— Start RECORDS PROVIDED —

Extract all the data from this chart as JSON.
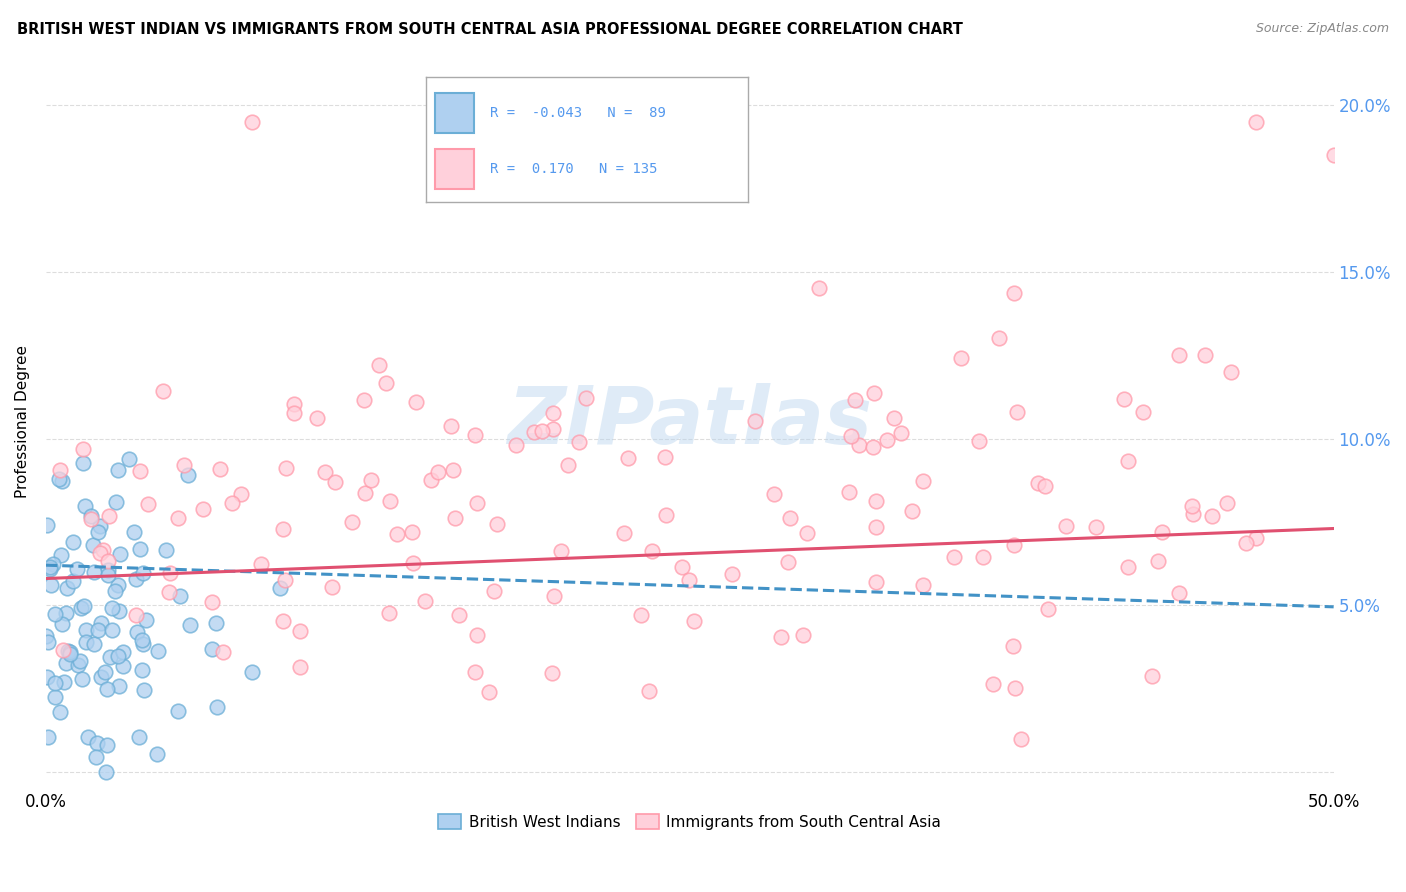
{
  "title": "BRITISH WEST INDIAN VS IMMIGRANTS FROM SOUTH CENTRAL ASIA PROFESSIONAL DEGREE CORRELATION CHART",
  "source": "Source: ZipAtlas.com",
  "ylabel": "Professional Degree",
  "ytick_vals": [
    0.0,
    0.05,
    0.1,
    0.15,
    0.2
  ],
  "xlim": [
    0.0,
    0.5
  ],
  "ylim": [
    -0.005,
    0.215
  ],
  "blue_face_color": "#afd0f0",
  "blue_edge_color": "#6baed6",
  "pink_face_color": "#ffd0db",
  "pink_edge_color": "#ff9aaa",
  "blue_line_color": "#4292c6",
  "pink_line_color": "#e05070",
  "blue_R": -0.043,
  "blue_N": 89,
  "pink_R": 0.17,
  "pink_N": 135,
  "watermark": "ZIPatlas",
  "background_color": "#ffffff",
  "grid_color": "#dddddd",
  "right_ytick_color": "#5599ee",
  "blue_intercept": 0.062,
  "blue_slope": -0.025,
  "pink_intercept": 0.058,
  "pink_slope": 0.03
}
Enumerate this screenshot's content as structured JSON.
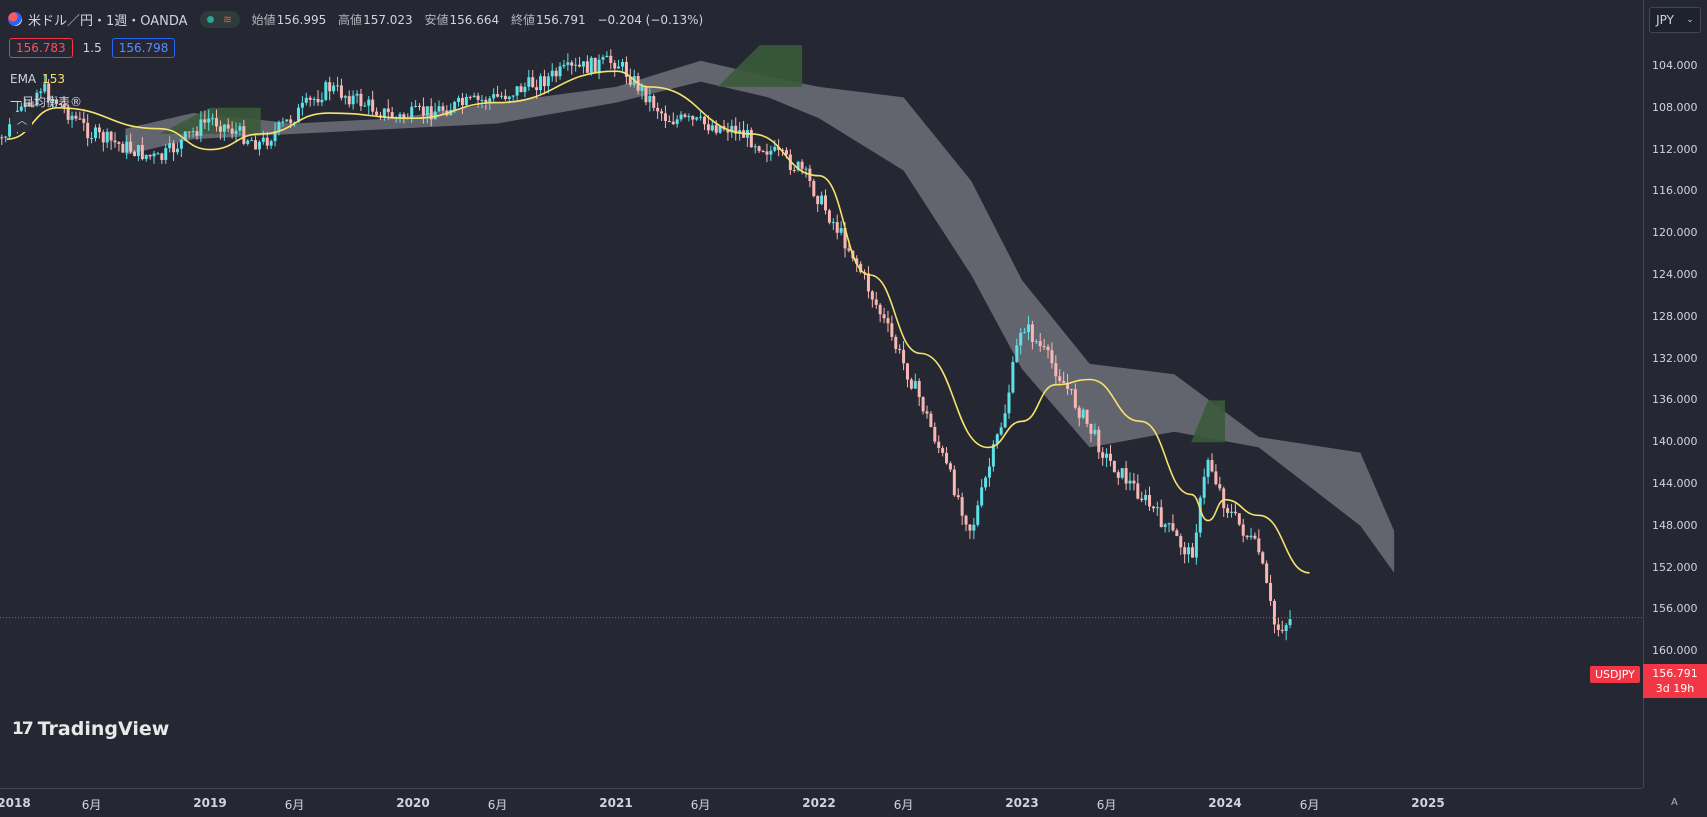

— End RECORDS PROVIDED —

Output the lines above in full and exactly as given, omitting any pictures.

Extract all the data from this chart as JSON.
{
  "title": "BRITISH WEST INDIAN VS IMMIGRANTS FROM SOUTH CENTRAL ASIA PROFESSIONAL DEGREE CORRELATION CHART",
  "source": "Source: ZipAtlas.com",
  "ylabel": "Professional Degree",
  "ytick_vals": [
    0.0,
    0.05,
    0.1,
    0.15,
    0.2
  ],
  "xlim": [
    0.0,
    0.5
  ],
  "ylim": [
    -0.005,
    0.215
  ],
  "blue_face_color": "#afd0f0",
  "blue_edge_color": "#6baed6",
  "pink_face_color": "#ffd0db",
  "pink_edge_color": "#ff9aaa",
  "blue_line_color": "#4292c6",
  "pink_line_color": "#e05070",
  "blue_R": -0.043,
  "blue_N": 89,
  "pink_R": 0.17,
  "pink_N": 135,
  "watermark": "ZIPatlas",
  "background_color": "#ffffff",
  "grid_color": "#dddddd",
  "right_ytick_color": "#5599ee",
  "blue_intercept": 0.062,
  "blue_slope": -0.025,
  "pink_intercept": 0.058,
  "pink_slope": 0.03
}
Enumerate this screenshot's content as structured JSON.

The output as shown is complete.